- Goal A: Count the lines in the entries that contain the string "left", and give only that number.

━━━━━ Quoted text

Project 8: Metadata Filtering with Vector Search
Add structured metadata filtering to vector search without breaking recall or performance.
Quick Reference
| Attribute | Value |
|---|---|
| Difficulty | Level 3: Advanced |
| Time Estimate | 10-16 hours |
| Language | Python |
| Prerequisites | Vector search basics, indexing |
| Key Topics | filtering, hybrid queries, index design |
1. Learning Objectives
By completing this project, you will:
- Store metadata alongside vectors.
- Implement boolean and range filters.
- Combine filter-first and filter-after strategies.
- Measure impact on recall and latency.
- Build a query planner for filters.
2. Theoretical Foundation
2.1 Filtered Vector Search
Filtering shrinks candidate sets but can reduce recall if applied incorrectly.
3. Project Specification
3.1 What You Will Build
A vector search system that supports metadata filters (e.g., date ranges, categories) with performance benchmarks.
3.2 Functional Requirements
- Metadata schema stored with vectors.
- Filter parser for queries.
- Filter strategies (pre-filter vs post-filter).
- Evaluation of recall and latency.
- Query planner to choose strategy.
3.3 Non-Functional Requirements
- Deterministic tests for filters.
- Clear logs for filtering decisions.
- Configurable filter policies.

━━━━━━━━━━

- Goal B: Pick up the project page on metadata filtering with vector search right after its final line and keep writing it.

━━━━━ Material to process

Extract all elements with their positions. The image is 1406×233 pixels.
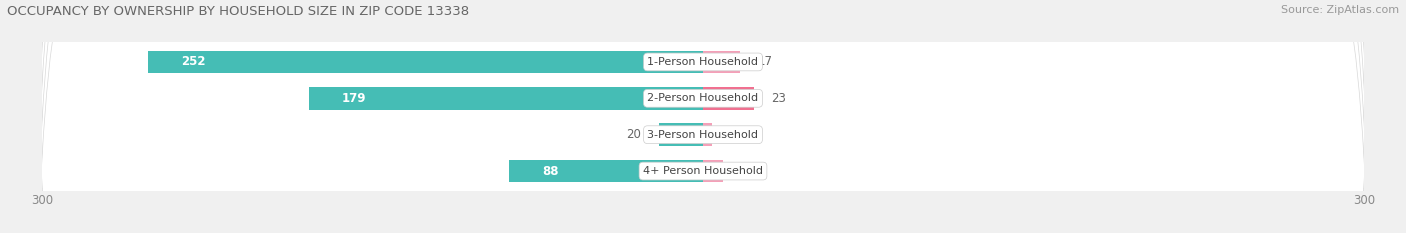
FancyBboxPatch shape — [31, 0, 1375, 233]
Bar — [148, 51, 703, 73]
FancyBboxPatch shape — [31, 0, 1375, 233]
Text: 88: 88 — [543, 164, 558, 178]
Bar — [703, 160, 723, 182]
Text: 179: 179 — [342, 92, 366, 105]
Text: 20: 20 — [627, 128, 641, 141]
Text: 23: 23 — [772, 92, 786, 105]
Text: OCCUPANCY BY OWNERSHIP BY HOUSEHOLD SIZE IN ZIP CODE 13338: OCCUPANCY BY OWNERSHIP BY HOUSEHOLD SIZE… — [7, 5, 470, 18]
Text: Source: ZipAtlas.com: Source: ZipAtlas.com — [1281, 5, 1399, 15]
Text: 252: 252 — [181, 55, 205, 69]
FancyBboxPatch shape — [31, 0, 1375, 233]
Text: 9: 9 — [741, 164, 748, 178]
Bar — [509, 160, 703, 182]
Text: 17: 17 — [758, 55, 773, 69]
FancyBboxPatch shape — [31, 0, 1375, 233]
Text: 4+ Person Household: 4+ Person Household — [643, 166, 763, 176]
Bar — [703, 123, 711, 146]
Bar — [703, 51, 741, 73]
Bar — [659, 123, 703, 146]
Text: 2-Person Household: 2-Person Household — [647, 93, 759, 103]
Text: 3-Person Household: 3-Person Household — [648, 130, 758, 140]
Text: 4: 4 — [730, 128, 737, 141]
Bar — [703, 87, 754, 110]
Bar — [309, 87, 703, 110]
Text: 1-Person Household: 1-Person Household — [648, 57, 758, 67]
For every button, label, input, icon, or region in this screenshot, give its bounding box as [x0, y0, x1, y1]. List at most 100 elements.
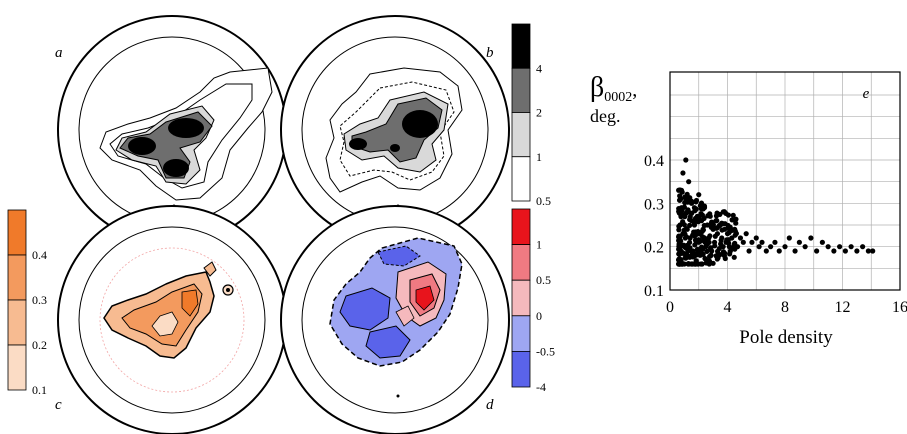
panel-c-hole — [151, 311, 179, 337]
data-point — [718, 241, 724, 247]
redblue-scale-swatch — [511, 208, 531, 245]
data-point — [865, 248, 871, 254]
data-point — [796, 239, 802, 245]
data-point — [721, 253, 727, 259]
data-point — [682, 235, 688, 241]
panel-c-islet — [203, 261, 217, 277]
data-point — [772, 239, 778, 245]
redblue-scale-swatch — [511, 279, 531, 317]
panel-e-letter: e — [863, 86, 870, 102]
y-tick-label: 0.3 — [644, 196, 664, 213]
panel-d-negative-2 — [365, 325, 411, 359]
panel-d-negative-3 — [377, 245, 421, 267]
data-point — [689, 252, 695, 258]
data-point — [693, 206, 699, 212]
data-point — [696, 215, 702, 221]
data-point — [684, 191, 690, 197]
gray-scale-tick-label: 1 — [536, 150, 542, 164]
data-point — [712, 233, 718, 239]
data-point — [730, 212, 736, 218]
x-tick-label: 4 — [724, 299, 732, 316]
data-point — [678, 196, 684, 202]
orange-scale-swatch — [7, 209, 27, 256]
gray-scale-bar: 4 2 1 0.5 — [511, 23, 551, 208]
data-point — [680, 170, 686, 176]
redblue-scale-tick-label: -4 — [536, 380, 546, 394]
data-point — [688, 261, 695, 267]
data-point — [733, 220, 739, 226]
panel-b-peak-1 — [402, 110, 438, 138]
gray-scale-swatch — [511, 112, 531, 158]
data-point — [682, 255, 688, 261]
x-tick-label: 16 — [892, 299, 907, 316]
panel-d-positive-small — [395, 305, 415, 327]
gray-scale-tick-label: 2 — [536, 106, 542, 120]
data-point — [776, 248, 782, 254]
data-point — [837, 244, 843, 250]
data-point — [792, 248, 798, 254]
data-point — [693, 197, 700, 204]
data-point — [786, 235, 792, 241]
data-point — [678, 249, 684, 255]
data-point — [710, 260, 716, 266]
data-point — [860, 244, 866, 250]
data-point — [842, 248, 848, 254]
panel-e-chart: 0 4 8 12 16 0.1 0.2 0.3 0.4 β0002, deg. Pole den… — [580, 71, 907, 348]
data-point — [819, 239, 825, 245]
data-point — [720, 209, 726, 215]
orange-scale-tick-label: 0.1 — [32, 383, 47, 397]
orange-scale-tick-label: 0.2 — [32, 338, 47, 352]
data-point — [681, 227, 687, 233]
data-point — [701, 222, 707, 229]
panel-d-letter: d — [486, 397, 494, 413]
gray-scale-tick-label: 0.5 — [536, 194, 551, 208]
panel-d: d — [280, 205, 510, 434]
data-point — [713, 213, 720, 219]
panel-d-positive-peak — [415, 285, 435, 311]
data-point — [724, 237, 730, 243]
data-point — [685, 248, 691, 254]
data-point — [689, 210, 695, 216]
orange-scale-swatch — [7, 299, 27, 346]
data-point — [691, 218, 697, 224]
data-point — [714, 218, 720, 224]
orange-scale-tick-label: 0.4 — [32, 248, 47, 262]
data-point — [759, 239, 765, 245]
data-point — [696, 192, 702, 198]
data-point — [732, 228, 738, 234]
data-point — [808, 235, 814, 241]
data-point — [681, 222, 687, 228]
panel-a: RD a — [55, 15, 287, 245]
data-point — [719, 220, 725, 226]
chart-ylabel-mask — [580, 96, 666, 124]
data-point — [753, 235, 759, 241]
data-point — [681, 261, 687, 267]
data-point — [725, 212, 732, 218]
data-point — [737, 235, 744, 241]
panel-a-letter: a — [55, 45, 63, 61]
orange-scale-tick-label: 0.3 — [32, 293, 47, 307]
redblue-scale-tick-label: 0.5 — [536, 273, 551, 287]
panel-b-letter: b — [486, 45, 494, 61]
gray-scale-swatch — [511, 156, 531, 202]
chart-xlabel: Pole density — [739, 327, 833, 348]
data-point — [682, 231, 688, 237]
orange-scale-swatch — [7, 254, 27, 301]
y-tick-label: 0.2 — [644, 240, 664, 257]
data-point — [692, 242, 698, 248]
panel-d-dot — [396, 394, 400, 398]
chart-frame — [669, 71, 901, 291]
y-tick-label: 0.4 — [644, 153, 664, 170]
data-point — [731, 254, 737, 260]
data-point — [683, 157, 689, 163]
data-point — [685, 198, 691, 204]
panel-a-peak-1 — [168, 118, 204, 138]
data-point — [743, 231, 749, 237]
chart-ticks: 0 4 8 12 16 0.1 0.2 0.3 0.4 — [644, 153, 907, 316]
data-point — [704, 248, 710, 255]
data-point — [703, 257, 709, 263]
gray-scale-swatch — [511, 67, 531, 113]
data-point — [763, 248, 769, 254]
data-point — [705, 213, 711, 219]
data-point — [699, 212, 706, 218]
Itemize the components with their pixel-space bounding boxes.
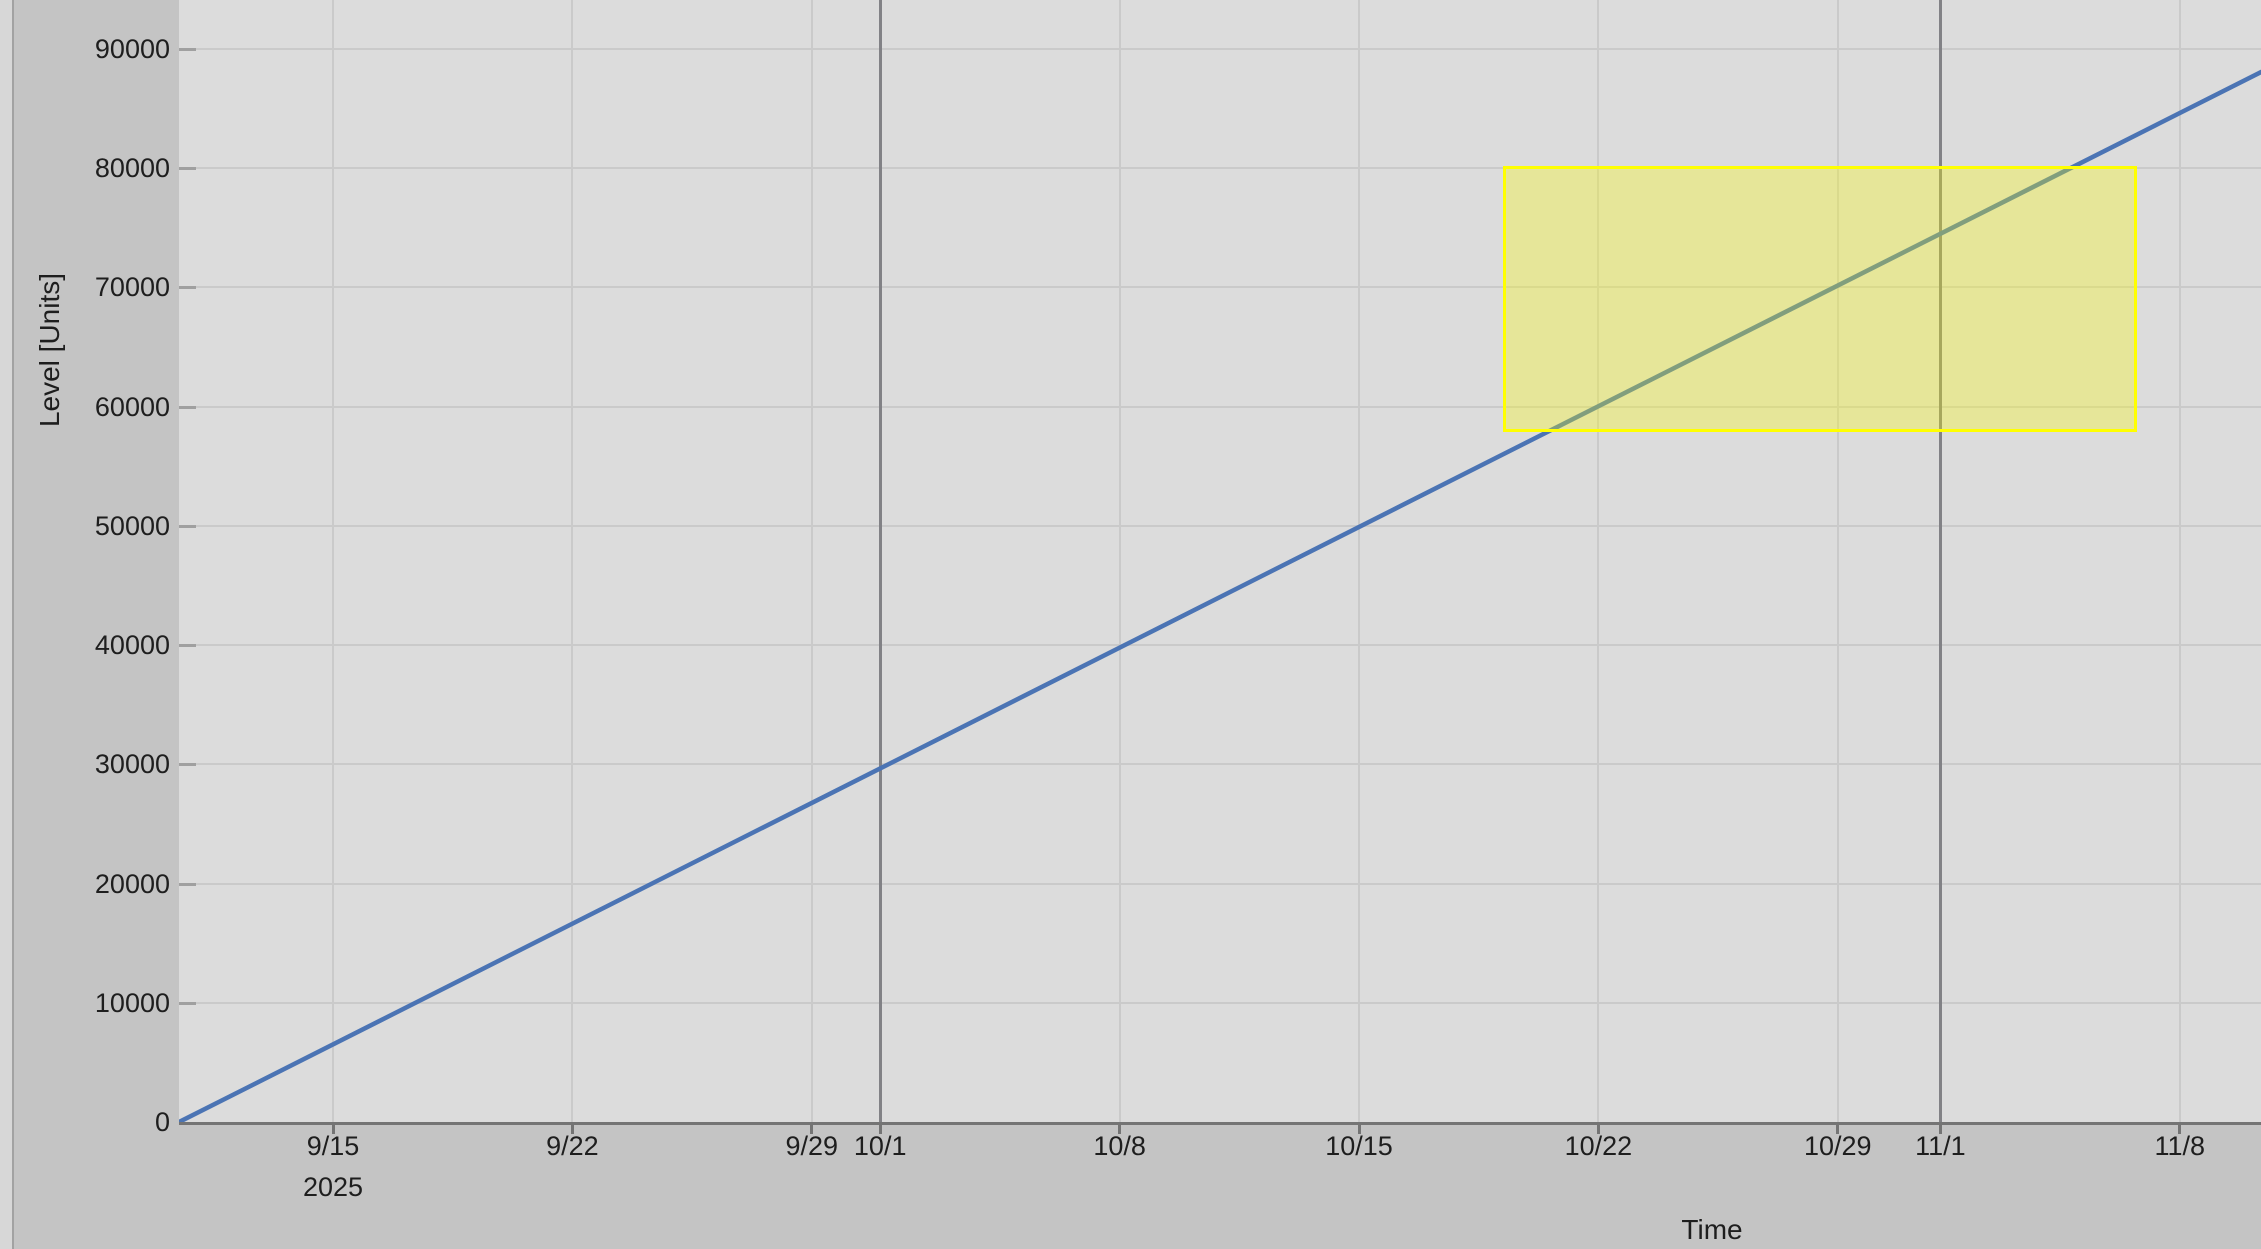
highlight-region[interactable] [1502,165,2138,432]
x-tick-label: 9/29 [785,1131,839,1161]
x-tick-label: 9/22 [546,1131,599,1161]
x-tick-label: 10/29 [1804,1131,1872,1161]
month-gridline [878,0,882,1122]
x-tick-mark [1118,1125,1122,1134]
x-tick-label: 10/8 [1093,1131,1146,1161]
x-tick-label: 10/15 [1325,1131,1393,1161]
x-tick-mark [1357,1125,1361,1134]
y-tick-mark [179,48,196,51]
y-tick-label: 10000 [94,987,170,1018]
x-tick-mark [1836,1125,1840,1134]
y-tick-label: 60000 [94,391,170,422]
y-tick-mark [179,167,196,171]
left-edge-strip [0,0,12,1249]
week-gridline [571,0,574,1122]
y-tick-label: 70000 [94,272,170,303]
week-gridline [1836,0,1839,1122]
y-tick-label: 90000 [94,34,170,64]
y-gridline [179,524,2261,527]
x-tick-mark [810,1125,814,1134]
y-gridline [179,644,2261,647]
month-gridline [1938,0,1942,1122]
week-gridline [810,0,813,1122]
y-gridline [179,1001,2261,1004]
level-series-line [179,69,2261,1122]
x-tick-mark [1938,1125,1942,1134]
x-tick-mark [570,1125,574,1134]
y-gridline [179,167,2261,170]
week-gridline [332,0,334,1122]
week-gridline [1118,0,1121,1122]
x-tick-label: 10/1 [853,1131,907,1161]
y-tick-label: 80000 [94,153,170,184]
x-tick-label: 11/1 [1915,1131,1966,1161]
x-tick-mark [878,1125,882,1134]
x-tick-label: 11/8 [2154,1131,2206,1161]
y-tick-label: 20000 [94,868,170,899]
x-axis-line [179,1122,2261,1125]
x-axis-year-label: 2025 [302,1172,364,1202]
y-tick-label: 0 [154,1107,170,1137]
x-tick-label: 10/22 [1564,1131,1633,1161]
x-tick-mark [2178,1125,2182,1134]
y-gridline [179,405,2261,408]
y-tick-mark [179,405,196,409]
y-tick-label: 50000 [94,510,170,541]
y-tick-mark [179,1001,196,1005]
x-tick-mark [331,1125,335,1134]
y-tick-mark [179,524,196,528]
y-tick-label: 40000 [94,630,170,661]
left-edge-divider [12,0,14,1249]
y-gridline [179,882,2261,885]
y-tick-mark [179,286,196,290]
y-tick-mark [179,882,196,886]
y-gridline [179,286,2261,289]
y-tick-label: 30000 [94,749,170,780]
x-tick-label: 9/15 [306,1131,360,1161]
y-tick-mark [179,644,196,648]
y-tick-mark [179,763,196,767]
x-axis-title: Time [1681,1214,1743,1245]
y-gridline [179,763,2261,766]
week-gridline [1358,0,1360,1122]
x-tick-mark [1596,1125,1600,1134]
plot-area[interactable] [179,0,2261,1122]
y-gridline [179,48,2261,50]
week-gridline [1597,0,1600,1122]
level-series-svg [179,69,2261,1122]
week-gridline [2178,0,2181,1122]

━━━━━━━━━━

- Response A: 2

- Response B:
4. Solution Architecture
4.1 Components
| Component | Responsibility |
|---|---|
| Metadata Store | Store structured fields |
| Filter Engine | Apply filters |
| Vector Search | Retrieve candidates |
| Planner | Choose filter strategy |
5. Implementation Guide
5.1 Project Structure
LEARN_VECTOR_DATABASES/P08-metadata-filtering/
├── src/
│ ├── metadata.py
│ ├── filters.py
│ ├── search.py
│ ├── planner.py
│ └── eval.py
5.2 Implementation Phases
Phase 1: Metadata + filters (4-6h)
- Store metadata and parse filters.
- Checkpoint: filters return correct subset.
Phase 2: Search integration (4-6h)
- Apply filters with vector search.
- Checkpoint: filtered queries return correct results.
Phase 3: Evaluation (3-5h)
- Measure recall and latency impact.
- Checkpoint: report shows tradeoffs.
6. Testing Strategy
6.1 Test Categories
| Category | Purpose | Examples |
|---|---|---|
| Unit | filters | range and boolean logic |
| Integration | search | filtered top-k results |
| Regression | planner | consistent strategy choices |
6.2 Critical Test Cases
- Filtered results respect metadata constraints.
- Planner chooses pre-filter for selective queries.
- Recall drop measured and reported.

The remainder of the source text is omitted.